Quote the records that follow in full and exactly; leave out the pictures.

%%

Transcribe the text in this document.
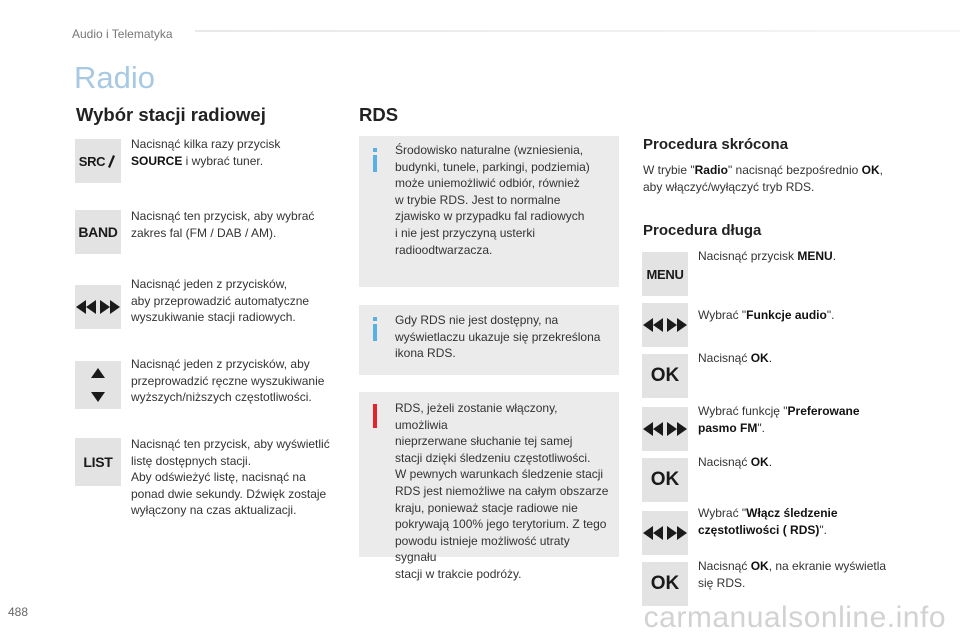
Audio i Telematyka
Radio
Wybór stacji radiowej	RDS
SRC
Nacisnąć kilka razy przycisk
SOURCE i wybrać tuner.
BAND
Nacisnąć ten przycisk, aby wybrać
zakres fal (FM / DAB / AM).
Nacisnąć jeden z przycisków,
aby przeprowadzić automatyczne
wyszukiwanie stacji radiowych.
Nacisnąć jeden z przycisków, aby
przeprowadzić ręczne wyszukiwanie
wyższych/niższych częstotliwości.
LIST
Nacisnąć ten przycisk, aby wyświetlić
listę dostępnych stacji.
Aby odświeżyć listę, nacisnąć na
ponad dwie sekundy. Dźwięk zostaje
wyłączony na czas aktualizacji.
Środowisko naturalne (wzniesienia,
budynki, tunele, parkingi, podziemia)
może uniemożliwić odbiór, również
w trybie RDS. Jest to normalne
zjawisko w przypadku fal radiowych
i nie jest przyczyną usterki
radioodtwarzacza.
Gdy RDS nie jest dostępny, na
wyświetlaczu ukazuje się przekreślona
ikona RDS.
RDS, jeżeli zostanie włączony, umożliwia
nieprzerwane słuchanie tej samej
stacji dzięki śledzeniu częstotliwości.
W pewnych warunkach śledzenie stacji
RDS jest niemożliwe na całym obszarze
kraju, ponieważ stacje radiowe nie
pokrywają 100% jego terytorium. Z tego
powodu istnieje możliwość utraty sygnału
stacji w trakcie podróży.
Procedura skrócona
W trybie "Radio" nacisnąć bezpośrednio OK,
aby włączyć/wyłączyć tryb RDS.
Procedura długa
MENU
Nacisnąć przycisk MENU.
Wybrać "Funkcje audio".
OK
Nacisnąć OK.
Wybrać funkcję "Preferowane
pasmo FM".
OK
Nacisnąć OK.
Wybrać "Włącz śledzenie
częstotliwości ( RDS)".
OK
Nacisnąć OK, na ekranie wyświetla
się RDS.
488	carmanualsonline.info
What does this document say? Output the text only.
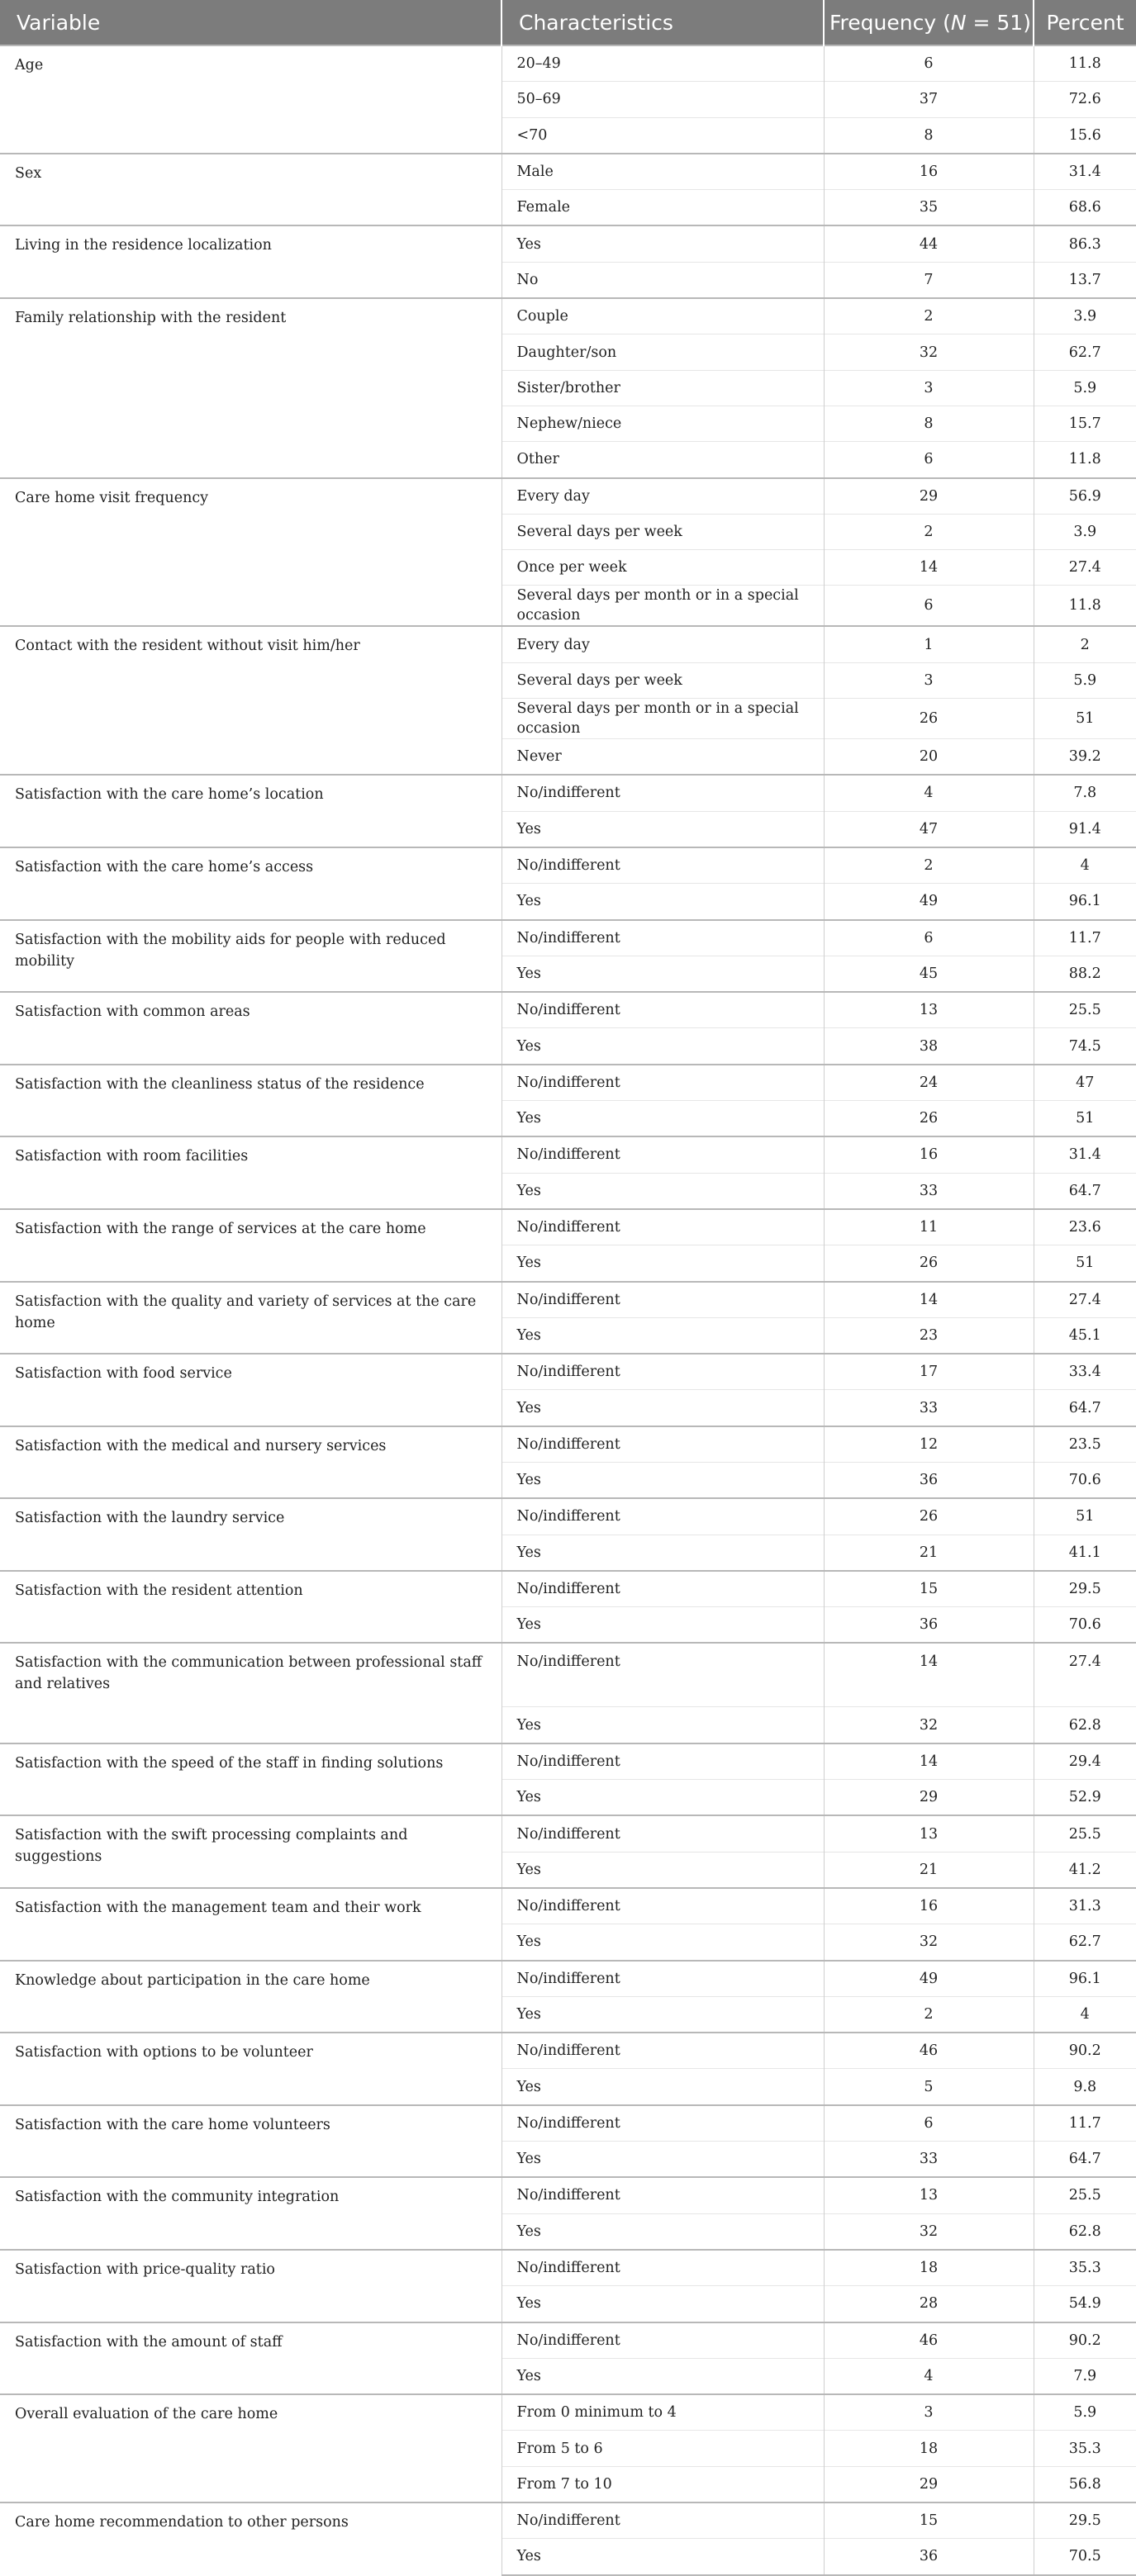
Variable	Characteristics	Frequency (N = 51)	Percent
Age	20–49	6	11.8
	50–69	37	72.6
	<70	8	15.6
Sex	Male	16	31.4
	Female	35	68.6
Living in the residence localization	Yes	44	86.3
	No	7	13.7
Family relationship with the resident	Couple	2	3.9
	Daughter/son	32	62.7
	Sister/brother	3	5.9
	Nephew/niece	8	15.7
	Other	6	11.8
Care home visit frequency	Every day	29	56.9
	Several days per week	2	3.9
	Once per week	14	27.4
	Several days per month or in a special occasion	6	11.8
Contact with the resident without visit him/her	Every day	1	2
	Several days per week	3	5.9
	Several days per month or in a special occasion	26	51
	Never	20	39.2
Satisfaction with the care home’s location	No/indifferent	4	7.8
	Yes	47	91.4
Satisfaction with the care home’s access	No/indifferent	2	4
	Yes	49	96.1
Satisfaction with the mobility aids for people with reduced mobility	No/indifferent	6	11.7
	Yes	45	88.2
Satisfaction with common areas	No/indifferent	13	25.5
	Yes	38	74.5
Satisfaction with the cleanliness status of the residence	No/indifferent	24	47
	Yes	26	51
Satisfaction with room facilities	No/indifferent	16	31.4
	Yes	33	64.7
Satisfaction with the range of services at the care home	No/indifferent	11	23.6
	Yes	26	51
Satisfaction with the quality and variety of services at the care home	No/indifferent	14	27.4
	Yes	23	45.1
Satisfaction with food service	No/indifferent	17	33.4
	Yes	33	64.7
Satisfaction with the medical and nursery services	No/indifferent	12	23.5
	Yes	36	70.6
Satisfaction with the laundry service	No/indifferent	26	51
	Yes	21	41.1
Satisfaction with the resident attention	No/indifferent	15	29.5
	Yes	36	70.6
Satisfaction with the communication between professional staff and relatives	No/indifferent	14	27.4
	Yes	32	62.8
Satisfaction with the speed of the staff in finding solutions	No/indifferent	14	29.4
	Yes	29	52.9
Satisfaction with the swift processing complaints and suggestions	No/indifferent	13	25.5
	Yes	21	41.2
Satisfaction with the management team and their work	No/indifferent	16	31.3
	Yes	32	62.7
Knowledge about participation in the care home	No/indifferent	49	96.1
	Yes	2	4
Satisfaction with options to be volunteer	No/indifferent	46	90.2
	Yes	5	9.8
Satisfaction with the care home volunteers	No/indifferent	6	11.7
	Yes	33	64.7
Satisfaction with the community integration	No/indifferent	13	25.5
	Yes	32	62.8
Satisfaction with price-quality ratio	No/indifferent	18	35.3
	Yes	28	54.9
Satisfaction with the amount of staff	No/indifferent	46	90.2
	Yes	4	7.9
Overall evaluation of the care home	From 0 minimum to 4	3	5.9
	From 5 to 6	18	35.3
	From 7 to 10	29	56.8
Care home recommendation to other persons	No/indifferent	15	29.5
	Yes	36	70.5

%%

• **Output for this task**:
Transcribe the text in this document.
Audio i Telematyka
Radio
Wybór stacji radiowej	RDS
SRC
Nacisnąć kilka razy przycisk
SOURCE i wybrać tuner.
BAND
Nacisnąć ten przycisk, aby wybrać
zakres fal (FM / DAB / AM).
Nacisnąć jeden z przycisków,
aby przeprowadzić automatyczne
wyszukiwanie stacji radiowych.
Nacisnąć jeden z przycisków, aby
przeprowadzić ręczne wyszukiwanie
wyższych/niższych częstotliwości.
LIST
Nacisnąć ten przycisk, aby wyświetlić
listę dostępnych stacji.
Aby odświeżyć listę, nacisnąć na
ponad dwie sekundy. Dźwięk zostaje
wyłączony na czas aktualizacji.
Środowisko naturalne (wzniesienia,
budynki, tunele, parkingi, podziemia)
może uniemożliwić odbiór, również
w trybie RDS. Jest to normalne
zjawisko w przypadku fal radiowych
i nie jest przyczyną usterki
radioodtwarzacza.
Gdy RDS nie jest dostępny, na
wyświetlaczu ukazuje się przekreślona
ikona RDS.
RDS, jeżeli zostanie włączony, umożliwia
nieprzerwane słuchanie tej samej
stacji dzięki śledzeniu częstotliwości.
W pewnych warunkach śledzenie stacji
RDS jest niemożliwe na całym obszarze
kraju, ponieważ stacje radiowe nie
pokrywają 100% jego terytorium. Z tego
powodu istnieje możliwość utraty sygnału
stacji w trakcie podróży.
Procedura skrócona
W trybie "Radio" nacisnąć bezpośrednio OK,
aby włączyć/wyłączyć tryb RDS.
Procedura długa
MENU
Nacisnąć przycisk MENU.
Wybrać "Funkcje audio".
OK
Nacisnąć OK.
Wybrać funkcję "Preferowane
pasmo FM".
OK
Nacisnąć OK.
Wybrać "Włącz śledzenie
częstotliwości ( RDS)".
OK
Nacisnąć OK, na ekranie wyświetla
się RDS.
488	carmanualsonline.info
What does this document say? Output the text only.
Variable	Characteristics	Frequency (N = 51)	Percent
Age	20–49	6	11.8
	50–69	37	72.6
	<70	8	15.6
Sex	Male	16	31.4
	Female	35	68.6
Living in the residence localization	Yes	44	86.3
	No	7	13.7
Family relationship with the resident	Couple	2	3.9
	Daughter/son	32	62.7
	Sister/brother	3	5.9
	Nephew/niece	8	15.7
	Other	6	11.8
Care home visit frequency	Every day	29	56.9
	Several days per week	2	3.9
	Once per week	14	27.4
	Several days per month or in a special occasion	6	11.8
Contact with the resident without visit him/her	Every day	1	2
	Several days per week	3	5.9
	Several days per month or in a special occasion	26	51
	Never	20	39.2
Satisfaction with the care home’s location	No/indifferent	4	7.8
	Yes	47	91.4
Satisfaction with the care home’s access	No/indifferent	2	4
	Yes	49	96.1
Satisfaction with the mobility aids for people with reduced mobility	No/indifferent	6	11.7
	Yes	45	88.2
Satisfaction with common areas	No/indifferent	13	25.5
	Yes	38	74.5
Satisfaction with the cleanliness status of the residence	No/indifferent	24	47
	Yes	26	51
Satisfaction with room facilities	No/indifferent	16	31.4
	Yes	33	64.7
Satisfaction with the range of services at the care home	No/indifferent	11	23.6
	Yes	26	51
Satisfaction with the quality and variety of services at the care home	No/indifferent	14	27.4
	Yes	23	45.1
Satisfaction with food service	No/indifferent	17	33.4
	Yes	33	64.7
Satisfaction with the medical and nursery services	No/indifferent	12	23.5
	Yes	36	70.6
Satisfaction with the laundry service	No/indifferent	26	51
	Yes	21	41.1
Satisfaction with the resident attention	No/indifferent	15	29.5
	Yes	36	70.6
Satisfaction with the communication between professional staff and relatives	No/indifferent	14	27.4
	Yes	32	62.8
Satisfaction with the speed of the staff in finding solutions	No/indifferent	14	29.4
	Yes	29	52.9
Satisfaction with the swift processing complaints and suggestions	No/indifferent	13	25.5
	Yes	21	41.2
Satisfaction with the management team and their work	No/indifferent	16	31.3
	Yes	32	62.7
Knowledge about participation in the care home	No/indifferent	49	96.1
	Yes	2	4
Satisfaction with options to be volunteer	No/indifferent	46	90.2
	Yes	5	9.8
Satisfaction with the care home volunteers	No/indifferent	6	11.7
	Yes	33	64.7
Satisfaction with the community integration	No/indifferent	13	25.5
	Yes	32	62.8
Satisfaction with price-quality ratio	No/indifferent	18	35.3
	Yes	28	54.9
Satisfaction with the amount of staff	No/indifferent	46	90.2
	Yes	4	7.9
Overall evaluation of the care home	From 0 minimum to 4	3	5.9
	From 5 to 6	18	35.3
	From 7 to 10	29	56.8
Care home recommendation to other persons	No/indifferent	15	29.5
	Yes	36	70.5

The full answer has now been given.